-- START --

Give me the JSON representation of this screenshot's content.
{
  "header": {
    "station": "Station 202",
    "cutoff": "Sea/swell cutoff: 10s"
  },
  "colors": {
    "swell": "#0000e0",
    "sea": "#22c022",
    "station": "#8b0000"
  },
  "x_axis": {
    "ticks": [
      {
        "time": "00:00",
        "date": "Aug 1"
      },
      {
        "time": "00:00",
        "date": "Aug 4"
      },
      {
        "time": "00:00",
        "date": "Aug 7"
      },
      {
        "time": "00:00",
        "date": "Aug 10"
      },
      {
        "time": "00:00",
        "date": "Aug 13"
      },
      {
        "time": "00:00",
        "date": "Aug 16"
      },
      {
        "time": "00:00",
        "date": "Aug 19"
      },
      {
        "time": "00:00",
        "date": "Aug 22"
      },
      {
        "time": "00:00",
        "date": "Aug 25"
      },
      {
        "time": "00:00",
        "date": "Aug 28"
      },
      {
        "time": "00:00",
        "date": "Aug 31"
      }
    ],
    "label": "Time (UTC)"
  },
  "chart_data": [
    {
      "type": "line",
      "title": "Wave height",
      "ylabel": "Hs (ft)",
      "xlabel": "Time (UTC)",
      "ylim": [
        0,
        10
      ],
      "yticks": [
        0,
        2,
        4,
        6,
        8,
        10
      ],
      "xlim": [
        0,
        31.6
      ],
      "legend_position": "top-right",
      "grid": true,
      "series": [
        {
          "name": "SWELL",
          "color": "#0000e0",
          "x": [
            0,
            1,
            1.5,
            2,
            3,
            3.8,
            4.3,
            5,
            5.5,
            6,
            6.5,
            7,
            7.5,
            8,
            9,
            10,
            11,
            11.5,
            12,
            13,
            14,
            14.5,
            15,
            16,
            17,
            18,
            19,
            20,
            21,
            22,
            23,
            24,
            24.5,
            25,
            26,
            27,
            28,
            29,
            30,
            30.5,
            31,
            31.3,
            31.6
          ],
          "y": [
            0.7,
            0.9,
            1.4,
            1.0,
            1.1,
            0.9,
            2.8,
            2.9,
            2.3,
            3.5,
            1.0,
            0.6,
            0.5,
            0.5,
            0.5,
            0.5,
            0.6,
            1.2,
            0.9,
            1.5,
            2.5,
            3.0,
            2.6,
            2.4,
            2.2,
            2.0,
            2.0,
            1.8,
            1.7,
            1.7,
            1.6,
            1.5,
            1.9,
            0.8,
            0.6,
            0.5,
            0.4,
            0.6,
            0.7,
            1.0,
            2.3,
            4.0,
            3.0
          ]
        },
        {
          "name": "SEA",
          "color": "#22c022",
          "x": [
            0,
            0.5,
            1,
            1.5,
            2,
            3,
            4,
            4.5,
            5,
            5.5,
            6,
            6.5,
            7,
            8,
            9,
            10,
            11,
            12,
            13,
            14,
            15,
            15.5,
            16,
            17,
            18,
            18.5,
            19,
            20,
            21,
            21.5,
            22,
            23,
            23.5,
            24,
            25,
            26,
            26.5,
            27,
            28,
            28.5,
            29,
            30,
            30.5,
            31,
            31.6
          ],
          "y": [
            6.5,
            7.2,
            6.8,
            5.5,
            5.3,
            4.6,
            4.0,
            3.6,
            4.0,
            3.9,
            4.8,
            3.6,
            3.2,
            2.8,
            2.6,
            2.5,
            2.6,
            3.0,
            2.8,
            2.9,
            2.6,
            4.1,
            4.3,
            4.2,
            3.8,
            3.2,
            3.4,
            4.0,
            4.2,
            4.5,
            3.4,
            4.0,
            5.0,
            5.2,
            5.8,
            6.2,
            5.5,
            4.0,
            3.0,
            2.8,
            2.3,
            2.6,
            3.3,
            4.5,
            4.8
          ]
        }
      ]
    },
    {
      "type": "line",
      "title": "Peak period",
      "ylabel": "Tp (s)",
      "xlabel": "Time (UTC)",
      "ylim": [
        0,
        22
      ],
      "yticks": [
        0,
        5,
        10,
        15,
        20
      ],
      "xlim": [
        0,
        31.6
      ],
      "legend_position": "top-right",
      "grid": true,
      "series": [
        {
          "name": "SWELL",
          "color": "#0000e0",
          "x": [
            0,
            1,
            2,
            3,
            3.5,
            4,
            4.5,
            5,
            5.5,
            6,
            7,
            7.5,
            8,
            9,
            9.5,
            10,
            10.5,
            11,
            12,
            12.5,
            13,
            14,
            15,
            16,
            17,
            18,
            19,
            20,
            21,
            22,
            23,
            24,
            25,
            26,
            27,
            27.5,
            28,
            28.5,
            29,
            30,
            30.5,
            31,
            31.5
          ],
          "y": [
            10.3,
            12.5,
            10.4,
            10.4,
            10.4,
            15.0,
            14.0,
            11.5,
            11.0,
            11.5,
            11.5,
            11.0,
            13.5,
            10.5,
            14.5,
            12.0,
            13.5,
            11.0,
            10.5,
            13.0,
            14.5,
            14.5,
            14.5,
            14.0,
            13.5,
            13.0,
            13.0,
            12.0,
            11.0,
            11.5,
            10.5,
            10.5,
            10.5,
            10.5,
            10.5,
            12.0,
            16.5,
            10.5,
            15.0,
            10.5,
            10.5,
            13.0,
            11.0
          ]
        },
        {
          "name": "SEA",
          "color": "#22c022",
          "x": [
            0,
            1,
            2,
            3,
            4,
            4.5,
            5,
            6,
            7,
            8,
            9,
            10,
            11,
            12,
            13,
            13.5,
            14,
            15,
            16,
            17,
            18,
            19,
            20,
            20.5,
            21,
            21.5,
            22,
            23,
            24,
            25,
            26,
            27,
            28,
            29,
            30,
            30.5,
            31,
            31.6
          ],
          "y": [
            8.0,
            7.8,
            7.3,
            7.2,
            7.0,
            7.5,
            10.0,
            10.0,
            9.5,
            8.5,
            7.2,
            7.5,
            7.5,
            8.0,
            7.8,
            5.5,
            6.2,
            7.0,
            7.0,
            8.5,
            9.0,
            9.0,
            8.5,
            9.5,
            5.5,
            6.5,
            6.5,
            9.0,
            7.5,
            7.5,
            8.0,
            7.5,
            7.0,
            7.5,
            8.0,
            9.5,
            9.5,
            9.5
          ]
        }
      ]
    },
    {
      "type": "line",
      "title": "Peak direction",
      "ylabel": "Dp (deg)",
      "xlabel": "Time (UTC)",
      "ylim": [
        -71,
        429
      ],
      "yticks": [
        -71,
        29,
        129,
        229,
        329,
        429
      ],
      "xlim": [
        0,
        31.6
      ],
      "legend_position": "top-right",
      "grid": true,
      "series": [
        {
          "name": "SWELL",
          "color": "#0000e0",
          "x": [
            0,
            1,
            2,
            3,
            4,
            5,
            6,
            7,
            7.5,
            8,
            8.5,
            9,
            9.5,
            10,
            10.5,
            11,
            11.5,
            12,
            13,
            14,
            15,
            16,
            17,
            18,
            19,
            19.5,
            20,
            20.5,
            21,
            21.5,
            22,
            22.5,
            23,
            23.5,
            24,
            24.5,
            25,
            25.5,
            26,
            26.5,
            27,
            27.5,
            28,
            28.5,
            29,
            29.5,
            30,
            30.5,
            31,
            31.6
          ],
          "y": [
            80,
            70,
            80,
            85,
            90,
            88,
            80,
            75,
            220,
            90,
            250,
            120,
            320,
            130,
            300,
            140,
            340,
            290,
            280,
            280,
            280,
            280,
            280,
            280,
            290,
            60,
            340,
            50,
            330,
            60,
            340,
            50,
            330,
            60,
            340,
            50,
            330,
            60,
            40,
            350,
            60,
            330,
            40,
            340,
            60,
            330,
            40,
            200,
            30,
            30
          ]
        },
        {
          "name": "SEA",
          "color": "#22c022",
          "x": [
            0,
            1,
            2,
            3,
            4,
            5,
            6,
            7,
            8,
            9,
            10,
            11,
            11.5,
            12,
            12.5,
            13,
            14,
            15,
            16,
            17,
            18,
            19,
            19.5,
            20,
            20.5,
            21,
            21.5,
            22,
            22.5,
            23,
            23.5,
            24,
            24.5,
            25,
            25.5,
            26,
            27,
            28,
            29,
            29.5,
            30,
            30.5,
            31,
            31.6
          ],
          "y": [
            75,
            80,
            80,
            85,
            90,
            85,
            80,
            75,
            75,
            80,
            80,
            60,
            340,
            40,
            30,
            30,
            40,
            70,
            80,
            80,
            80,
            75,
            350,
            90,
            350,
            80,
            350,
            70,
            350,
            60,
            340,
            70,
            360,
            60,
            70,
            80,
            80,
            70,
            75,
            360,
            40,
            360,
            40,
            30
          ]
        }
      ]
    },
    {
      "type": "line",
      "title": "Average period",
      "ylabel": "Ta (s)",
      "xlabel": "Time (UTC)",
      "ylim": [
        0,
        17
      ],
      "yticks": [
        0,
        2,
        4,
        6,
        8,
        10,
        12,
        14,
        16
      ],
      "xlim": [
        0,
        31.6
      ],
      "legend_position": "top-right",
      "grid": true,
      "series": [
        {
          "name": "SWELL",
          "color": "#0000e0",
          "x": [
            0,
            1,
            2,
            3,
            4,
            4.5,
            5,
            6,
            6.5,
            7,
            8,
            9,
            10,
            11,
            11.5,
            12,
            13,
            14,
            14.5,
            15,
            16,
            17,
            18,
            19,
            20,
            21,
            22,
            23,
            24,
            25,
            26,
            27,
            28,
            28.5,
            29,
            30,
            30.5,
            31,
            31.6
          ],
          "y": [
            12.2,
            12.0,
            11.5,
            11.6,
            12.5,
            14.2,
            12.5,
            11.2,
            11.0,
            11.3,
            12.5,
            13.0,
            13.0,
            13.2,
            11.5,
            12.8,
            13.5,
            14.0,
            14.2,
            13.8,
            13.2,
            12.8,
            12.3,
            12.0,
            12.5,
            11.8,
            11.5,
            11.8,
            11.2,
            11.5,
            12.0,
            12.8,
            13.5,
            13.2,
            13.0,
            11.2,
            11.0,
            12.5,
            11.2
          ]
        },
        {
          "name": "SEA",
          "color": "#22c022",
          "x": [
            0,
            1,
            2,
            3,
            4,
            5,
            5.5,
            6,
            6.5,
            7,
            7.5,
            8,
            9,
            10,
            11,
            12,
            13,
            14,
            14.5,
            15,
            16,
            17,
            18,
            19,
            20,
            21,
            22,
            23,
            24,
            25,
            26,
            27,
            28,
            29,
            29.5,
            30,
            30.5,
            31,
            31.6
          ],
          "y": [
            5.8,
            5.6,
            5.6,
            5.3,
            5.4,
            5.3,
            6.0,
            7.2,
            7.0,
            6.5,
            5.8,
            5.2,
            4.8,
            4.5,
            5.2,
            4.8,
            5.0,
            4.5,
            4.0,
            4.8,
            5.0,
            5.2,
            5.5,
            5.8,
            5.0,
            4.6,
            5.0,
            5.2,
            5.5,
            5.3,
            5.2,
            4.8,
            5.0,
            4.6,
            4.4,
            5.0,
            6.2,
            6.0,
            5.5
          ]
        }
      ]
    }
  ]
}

-- END --

> **TO DO**:
Make a copy of each line that contains the string "ylabel".

> **EXPECTED ANSWER**:
      "ylabel": "Hs (ft)",
      "ylabel": "Tp (s)",
      "ylabel": "Dp (deg)",
      "ylabel": "Ta (s)",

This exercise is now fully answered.